### Data for the task
begin

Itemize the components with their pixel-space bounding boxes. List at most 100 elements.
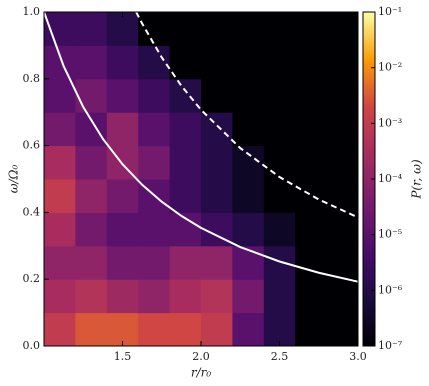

end
begin

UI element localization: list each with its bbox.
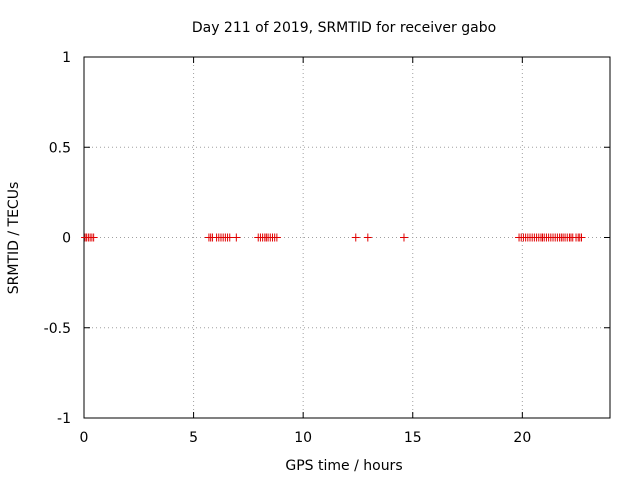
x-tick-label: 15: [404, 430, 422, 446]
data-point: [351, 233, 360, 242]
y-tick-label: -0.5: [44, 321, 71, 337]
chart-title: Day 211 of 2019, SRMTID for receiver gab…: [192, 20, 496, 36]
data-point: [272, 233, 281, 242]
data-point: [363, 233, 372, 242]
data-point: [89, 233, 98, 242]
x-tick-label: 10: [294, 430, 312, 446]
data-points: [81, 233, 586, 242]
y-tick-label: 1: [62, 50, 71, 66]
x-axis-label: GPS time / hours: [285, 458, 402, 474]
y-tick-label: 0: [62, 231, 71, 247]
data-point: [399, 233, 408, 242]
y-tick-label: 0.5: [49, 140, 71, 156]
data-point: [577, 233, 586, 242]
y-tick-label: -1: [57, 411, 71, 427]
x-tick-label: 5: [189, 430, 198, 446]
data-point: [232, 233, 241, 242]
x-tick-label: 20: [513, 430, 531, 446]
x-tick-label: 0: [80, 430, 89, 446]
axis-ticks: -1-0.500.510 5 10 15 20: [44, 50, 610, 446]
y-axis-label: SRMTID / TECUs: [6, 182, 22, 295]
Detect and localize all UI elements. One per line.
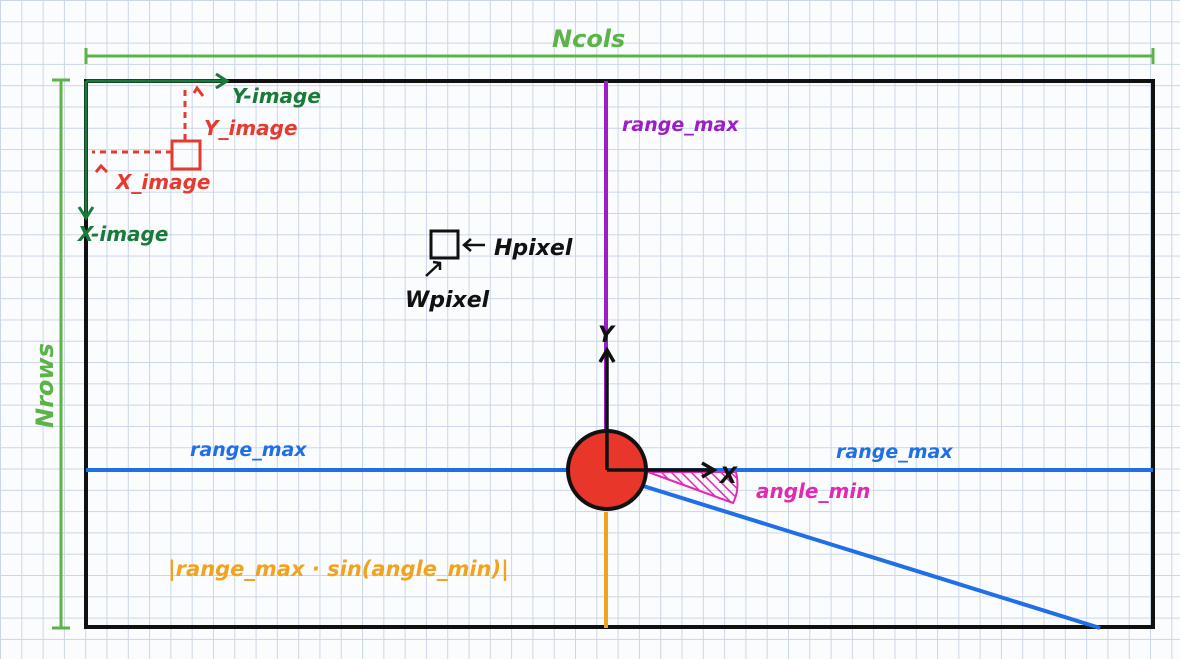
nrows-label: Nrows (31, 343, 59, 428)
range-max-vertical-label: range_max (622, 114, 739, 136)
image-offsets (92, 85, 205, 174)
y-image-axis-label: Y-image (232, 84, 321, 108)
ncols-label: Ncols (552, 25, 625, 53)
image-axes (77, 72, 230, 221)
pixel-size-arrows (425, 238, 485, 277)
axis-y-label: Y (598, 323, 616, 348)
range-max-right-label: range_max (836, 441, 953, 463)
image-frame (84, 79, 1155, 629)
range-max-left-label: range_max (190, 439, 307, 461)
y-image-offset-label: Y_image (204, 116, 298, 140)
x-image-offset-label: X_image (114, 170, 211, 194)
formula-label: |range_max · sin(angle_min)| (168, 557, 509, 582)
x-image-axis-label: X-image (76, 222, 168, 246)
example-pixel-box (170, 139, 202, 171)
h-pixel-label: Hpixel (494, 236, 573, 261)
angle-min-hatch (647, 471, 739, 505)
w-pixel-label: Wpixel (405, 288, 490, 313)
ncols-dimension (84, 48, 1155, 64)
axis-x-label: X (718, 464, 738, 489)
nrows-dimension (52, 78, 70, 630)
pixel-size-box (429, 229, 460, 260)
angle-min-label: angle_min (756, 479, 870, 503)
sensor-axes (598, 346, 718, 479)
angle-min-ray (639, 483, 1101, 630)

end

Transcribe the lines of the records from the line containing "UI element localization: list" through the line containing "y-tick-label: -1: [57, 411, 71, 427]", both inclusive, omitting the pictures.

UI element localization: list each with its bbox.
x-tick-label: 15: [404, 430, 422, 446]
data-point: [351, 233, 360, 242]
y-tick-label: -0.5: [44, 321, 71, 337]
chart-title: Day 211 of 2019, SRMTID for receiver gab…: [192, 20, 496, 36]
data-point: [272, 233, 281, 242]
data-point: [363, 233, 372, 242]
data-point: [89, 233, 98, 242]
x-tick-label: 10: [294, 430, 312, 446]
data-points: [81, 233, 586, 242]
y-tick-label: 1: [62, 50, 71, 66]
x-axis-label: GPS time / hours: [285, 458, 402, 474]
y-tick-label: 0: [62, 231, 71, 247]
data-point: [399, 233, 408, 242]
y-tick-label: 0.5: [49, 140, 71, 156]
data-point: [577, 233, 586, 242]
y-tick-label: -1: [57, 411, 71, 427]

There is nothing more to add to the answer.